TO BE DONE. Locate each line below that includes "والنار" and reproduce it.

PROVIDED RECORDS.
— START —

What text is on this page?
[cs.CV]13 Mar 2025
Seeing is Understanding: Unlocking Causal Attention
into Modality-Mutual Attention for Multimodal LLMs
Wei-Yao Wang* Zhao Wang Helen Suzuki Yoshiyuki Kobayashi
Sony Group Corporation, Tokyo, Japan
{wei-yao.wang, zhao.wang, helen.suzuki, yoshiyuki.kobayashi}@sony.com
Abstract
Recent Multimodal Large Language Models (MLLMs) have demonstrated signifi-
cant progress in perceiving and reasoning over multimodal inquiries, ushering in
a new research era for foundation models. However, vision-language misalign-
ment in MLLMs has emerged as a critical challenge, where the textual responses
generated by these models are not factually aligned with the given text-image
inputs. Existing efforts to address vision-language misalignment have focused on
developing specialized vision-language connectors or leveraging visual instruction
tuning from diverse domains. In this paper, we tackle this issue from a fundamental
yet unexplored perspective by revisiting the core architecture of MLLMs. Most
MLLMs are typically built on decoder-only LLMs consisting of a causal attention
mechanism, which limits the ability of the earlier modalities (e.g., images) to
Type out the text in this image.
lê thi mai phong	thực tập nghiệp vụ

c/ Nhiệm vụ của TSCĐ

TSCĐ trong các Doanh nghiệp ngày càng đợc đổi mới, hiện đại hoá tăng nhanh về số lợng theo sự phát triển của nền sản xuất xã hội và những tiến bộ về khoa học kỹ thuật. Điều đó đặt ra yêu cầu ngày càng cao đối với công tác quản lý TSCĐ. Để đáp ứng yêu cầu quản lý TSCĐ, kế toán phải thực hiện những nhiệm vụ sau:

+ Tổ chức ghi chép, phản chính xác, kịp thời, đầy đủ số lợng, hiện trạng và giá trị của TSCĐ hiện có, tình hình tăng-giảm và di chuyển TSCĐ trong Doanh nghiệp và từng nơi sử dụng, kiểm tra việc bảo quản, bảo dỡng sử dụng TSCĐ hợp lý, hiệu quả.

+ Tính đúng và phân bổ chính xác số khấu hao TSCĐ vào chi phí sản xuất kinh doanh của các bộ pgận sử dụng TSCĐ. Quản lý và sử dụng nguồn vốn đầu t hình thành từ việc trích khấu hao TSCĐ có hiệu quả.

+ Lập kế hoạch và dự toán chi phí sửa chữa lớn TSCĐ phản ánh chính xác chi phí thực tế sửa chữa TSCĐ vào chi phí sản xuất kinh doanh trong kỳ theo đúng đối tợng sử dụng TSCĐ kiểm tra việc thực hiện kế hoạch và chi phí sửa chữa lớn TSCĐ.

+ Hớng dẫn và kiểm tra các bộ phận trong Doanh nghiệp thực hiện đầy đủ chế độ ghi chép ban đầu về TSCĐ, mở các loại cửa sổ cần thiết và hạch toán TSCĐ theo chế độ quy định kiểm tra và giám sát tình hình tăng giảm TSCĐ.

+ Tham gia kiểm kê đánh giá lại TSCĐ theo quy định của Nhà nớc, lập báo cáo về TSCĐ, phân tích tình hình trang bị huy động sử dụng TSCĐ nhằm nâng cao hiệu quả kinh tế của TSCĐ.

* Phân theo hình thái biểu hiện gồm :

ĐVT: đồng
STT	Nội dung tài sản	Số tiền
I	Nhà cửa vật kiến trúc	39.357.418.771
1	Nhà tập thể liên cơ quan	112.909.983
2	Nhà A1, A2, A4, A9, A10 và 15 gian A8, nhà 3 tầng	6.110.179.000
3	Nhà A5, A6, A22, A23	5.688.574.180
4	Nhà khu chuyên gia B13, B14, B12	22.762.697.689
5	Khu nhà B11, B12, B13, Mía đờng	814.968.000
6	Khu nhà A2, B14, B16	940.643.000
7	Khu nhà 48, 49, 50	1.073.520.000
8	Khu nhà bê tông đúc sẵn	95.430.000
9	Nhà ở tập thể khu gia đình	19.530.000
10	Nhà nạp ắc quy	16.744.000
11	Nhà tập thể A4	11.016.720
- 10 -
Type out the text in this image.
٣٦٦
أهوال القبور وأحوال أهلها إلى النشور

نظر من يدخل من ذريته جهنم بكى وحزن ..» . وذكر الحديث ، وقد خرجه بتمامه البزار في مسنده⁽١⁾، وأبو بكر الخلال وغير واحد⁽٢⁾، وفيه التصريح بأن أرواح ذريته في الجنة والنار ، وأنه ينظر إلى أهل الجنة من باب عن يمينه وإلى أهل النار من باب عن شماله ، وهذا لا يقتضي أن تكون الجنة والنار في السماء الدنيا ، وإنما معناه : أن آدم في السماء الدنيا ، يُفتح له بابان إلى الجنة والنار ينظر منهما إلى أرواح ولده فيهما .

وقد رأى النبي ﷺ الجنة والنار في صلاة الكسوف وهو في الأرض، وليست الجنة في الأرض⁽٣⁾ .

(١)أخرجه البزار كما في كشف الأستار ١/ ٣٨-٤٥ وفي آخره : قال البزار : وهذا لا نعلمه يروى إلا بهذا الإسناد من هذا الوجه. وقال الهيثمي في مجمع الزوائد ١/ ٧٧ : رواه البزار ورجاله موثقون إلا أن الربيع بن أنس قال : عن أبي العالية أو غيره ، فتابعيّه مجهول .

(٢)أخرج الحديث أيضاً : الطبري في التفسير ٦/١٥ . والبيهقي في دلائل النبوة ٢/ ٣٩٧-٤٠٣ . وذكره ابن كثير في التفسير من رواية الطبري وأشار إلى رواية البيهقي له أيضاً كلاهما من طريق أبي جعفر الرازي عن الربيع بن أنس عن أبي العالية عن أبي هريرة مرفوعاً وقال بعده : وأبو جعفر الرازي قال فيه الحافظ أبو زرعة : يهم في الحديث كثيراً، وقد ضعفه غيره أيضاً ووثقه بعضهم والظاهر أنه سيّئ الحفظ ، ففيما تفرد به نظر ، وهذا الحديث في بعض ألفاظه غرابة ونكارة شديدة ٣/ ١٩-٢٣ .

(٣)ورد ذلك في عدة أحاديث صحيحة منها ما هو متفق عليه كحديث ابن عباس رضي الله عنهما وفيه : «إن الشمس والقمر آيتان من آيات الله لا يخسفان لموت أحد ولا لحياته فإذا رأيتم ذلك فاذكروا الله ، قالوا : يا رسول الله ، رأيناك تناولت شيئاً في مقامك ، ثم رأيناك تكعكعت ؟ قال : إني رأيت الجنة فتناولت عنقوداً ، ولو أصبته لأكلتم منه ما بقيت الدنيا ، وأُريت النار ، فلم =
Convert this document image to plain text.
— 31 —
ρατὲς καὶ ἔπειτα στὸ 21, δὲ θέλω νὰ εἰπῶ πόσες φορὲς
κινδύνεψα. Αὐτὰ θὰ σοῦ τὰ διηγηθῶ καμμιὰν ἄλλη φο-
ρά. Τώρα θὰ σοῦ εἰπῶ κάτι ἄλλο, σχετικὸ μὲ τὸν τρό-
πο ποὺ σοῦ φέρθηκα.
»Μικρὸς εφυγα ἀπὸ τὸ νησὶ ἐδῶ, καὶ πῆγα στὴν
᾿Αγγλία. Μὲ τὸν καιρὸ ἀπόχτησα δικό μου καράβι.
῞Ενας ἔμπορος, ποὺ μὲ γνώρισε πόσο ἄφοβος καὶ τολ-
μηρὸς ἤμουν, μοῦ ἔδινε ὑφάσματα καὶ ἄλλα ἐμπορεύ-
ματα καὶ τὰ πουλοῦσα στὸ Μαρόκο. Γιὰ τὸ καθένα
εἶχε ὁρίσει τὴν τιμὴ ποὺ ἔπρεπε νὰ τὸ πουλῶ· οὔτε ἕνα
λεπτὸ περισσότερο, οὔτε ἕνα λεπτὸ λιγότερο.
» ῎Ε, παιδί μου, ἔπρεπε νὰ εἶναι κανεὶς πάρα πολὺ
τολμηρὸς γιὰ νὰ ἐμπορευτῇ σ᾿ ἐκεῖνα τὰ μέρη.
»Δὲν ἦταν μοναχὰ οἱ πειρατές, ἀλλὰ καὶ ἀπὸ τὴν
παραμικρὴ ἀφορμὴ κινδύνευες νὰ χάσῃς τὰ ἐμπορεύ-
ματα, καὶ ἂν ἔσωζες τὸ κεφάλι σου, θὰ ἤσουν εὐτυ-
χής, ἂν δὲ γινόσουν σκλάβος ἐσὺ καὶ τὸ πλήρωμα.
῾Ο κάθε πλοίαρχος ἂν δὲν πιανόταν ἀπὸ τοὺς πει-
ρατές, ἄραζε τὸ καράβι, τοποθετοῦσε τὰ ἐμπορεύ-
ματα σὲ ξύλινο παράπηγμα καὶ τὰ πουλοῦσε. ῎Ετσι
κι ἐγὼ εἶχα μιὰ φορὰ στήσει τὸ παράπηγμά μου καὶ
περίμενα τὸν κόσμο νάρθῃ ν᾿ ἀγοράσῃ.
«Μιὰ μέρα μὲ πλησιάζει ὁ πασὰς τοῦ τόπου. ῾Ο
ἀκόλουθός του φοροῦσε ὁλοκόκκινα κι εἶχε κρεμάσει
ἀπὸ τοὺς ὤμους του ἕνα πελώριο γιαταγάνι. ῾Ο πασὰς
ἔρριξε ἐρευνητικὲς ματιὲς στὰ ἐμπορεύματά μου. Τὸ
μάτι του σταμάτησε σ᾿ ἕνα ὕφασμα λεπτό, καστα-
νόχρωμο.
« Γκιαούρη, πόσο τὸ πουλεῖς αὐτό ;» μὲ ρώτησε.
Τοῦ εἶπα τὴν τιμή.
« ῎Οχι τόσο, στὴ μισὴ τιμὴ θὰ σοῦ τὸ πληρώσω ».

— END —

EXERCISE SOLUTION.
نظر من يدخل من ذريته جهنم بكى وحزن ..» . وذكر الحديث ، وقد خرجه بتمامه البزار في مسنده⁽١⁾، وأبو بكر الخلال وغير واحد⁽٢⁾، وفيه التصريح بأن أرواح ذريته في الجنة والنار ، وأنه ينظر إلى أهل الجنة من باب عن يمينه وإلى أهل النار من باب عن شماله ، وهذا لا يقتضي أن تكون الجنة والنار في السماء الدنيا ، وإنما معناه : أن آدم في السماء الدنيا ، يُفتح له بابان إلى الجنة والنار ينظر منهما إلى أرواح ولده فيهما .
وقد رأى النبي ﷺ الجنة والنار في صلاة الكسوف وهو في الأرض، وليست الجنة في الأرض⁽٣⁾ .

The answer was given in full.